## begin The data

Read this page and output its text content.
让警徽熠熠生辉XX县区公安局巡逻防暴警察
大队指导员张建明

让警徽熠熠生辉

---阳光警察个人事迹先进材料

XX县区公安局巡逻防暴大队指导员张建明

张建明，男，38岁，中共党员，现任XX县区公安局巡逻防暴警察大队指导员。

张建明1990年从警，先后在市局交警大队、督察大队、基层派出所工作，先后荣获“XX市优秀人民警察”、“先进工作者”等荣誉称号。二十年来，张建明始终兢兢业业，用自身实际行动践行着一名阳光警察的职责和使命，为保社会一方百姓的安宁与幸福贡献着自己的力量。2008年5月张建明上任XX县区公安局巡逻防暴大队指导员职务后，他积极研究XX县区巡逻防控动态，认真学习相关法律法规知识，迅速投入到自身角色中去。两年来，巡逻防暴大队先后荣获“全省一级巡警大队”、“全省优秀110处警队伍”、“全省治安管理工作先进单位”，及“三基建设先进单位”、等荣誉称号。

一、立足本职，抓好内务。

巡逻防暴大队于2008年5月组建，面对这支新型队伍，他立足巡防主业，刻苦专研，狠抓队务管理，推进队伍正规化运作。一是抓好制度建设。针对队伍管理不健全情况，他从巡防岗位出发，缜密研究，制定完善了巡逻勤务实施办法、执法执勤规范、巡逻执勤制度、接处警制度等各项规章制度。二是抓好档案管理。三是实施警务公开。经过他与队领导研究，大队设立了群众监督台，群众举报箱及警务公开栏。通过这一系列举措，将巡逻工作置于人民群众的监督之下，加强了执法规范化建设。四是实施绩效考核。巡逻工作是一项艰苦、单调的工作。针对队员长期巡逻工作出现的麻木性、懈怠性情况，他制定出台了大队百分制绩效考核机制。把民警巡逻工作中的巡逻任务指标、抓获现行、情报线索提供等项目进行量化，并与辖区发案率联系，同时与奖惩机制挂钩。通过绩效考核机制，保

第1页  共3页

## end The data

Written request:
Each line of the material above must be retyped precisely.

Correct response:
Read this page and output its text content.
让警徽熠熠生辉XX县区公安局巡逻防暴警察
大队指导员张建明

让警徽熠熠生辉

---阳光警察个人事迹先进材料

XX县区公安局巡逻防暴大队指导员张建明

张建明，男，38岁，中共党员，现任XX县区公安局巡逻防暴警察大队指导员。

张建明1990年从警，先后在市局交警大队、督察大队、基层派出所工作，先后荣获“XX市优秀人民警察”、“先进工作者”等荣誉称号。二十年来，张建明始终兢兢业业，用自身实际行动践行着一名阳光警察的职责和使命，为保社会一方百姓的安宁与幸福贡献着自己的力量。2008年5月张建明上任XX县区公安局巡逻防暴大队指导员职务后，他积极研究XX县区巡逻防控动态，认真学习相关法律法规知识，迅速投入到自身角色中去。两年来，巡逻防暴大队先后荣获“全省一级巡警大队”、“全省优秀110处警队伍”、“全省治安管理工作先进单位”，及“三基建设先进单位”、等荣誉称号。

一、立足本职，抓好内务。

巡逻防暴大队于2008年5月组建，面对这支新型队伍，他立足巡防主业，刻苦专研，狠抓队务管理，推进队伍正规化运作。一是抓好制度建设。针对队伍管理不健全情况，他从巡防岗位出发，缜密研究，制定完善了巡逻勤务实施办法、执法执勤规范、巡逻执勤制度、接处警制度等各项规章制度。二是抓好档案管理。三是实施警务公开。经过他与队领导研究，大队设立了群众监督台，群众举报箱及警务公开栏。通过这一系列举措，将巡逻工作置于人民群众的监督之下，加强了执法规范化建设。四是实施绩效考核。巡逻工作是一项艰苦、单调的工作。针对队员长期巡逻工作出现的麻木性、懈怠性情况，他制定出台了大队百分制绩效考核机制。把民警巡逻工作中的巡逻任务指标、抓获现行、情报线索提供等项目进行量化，并与辖区发案率联系，同时与奖惩机制挂钩。通过绩效考核机制，保

第1页  共3页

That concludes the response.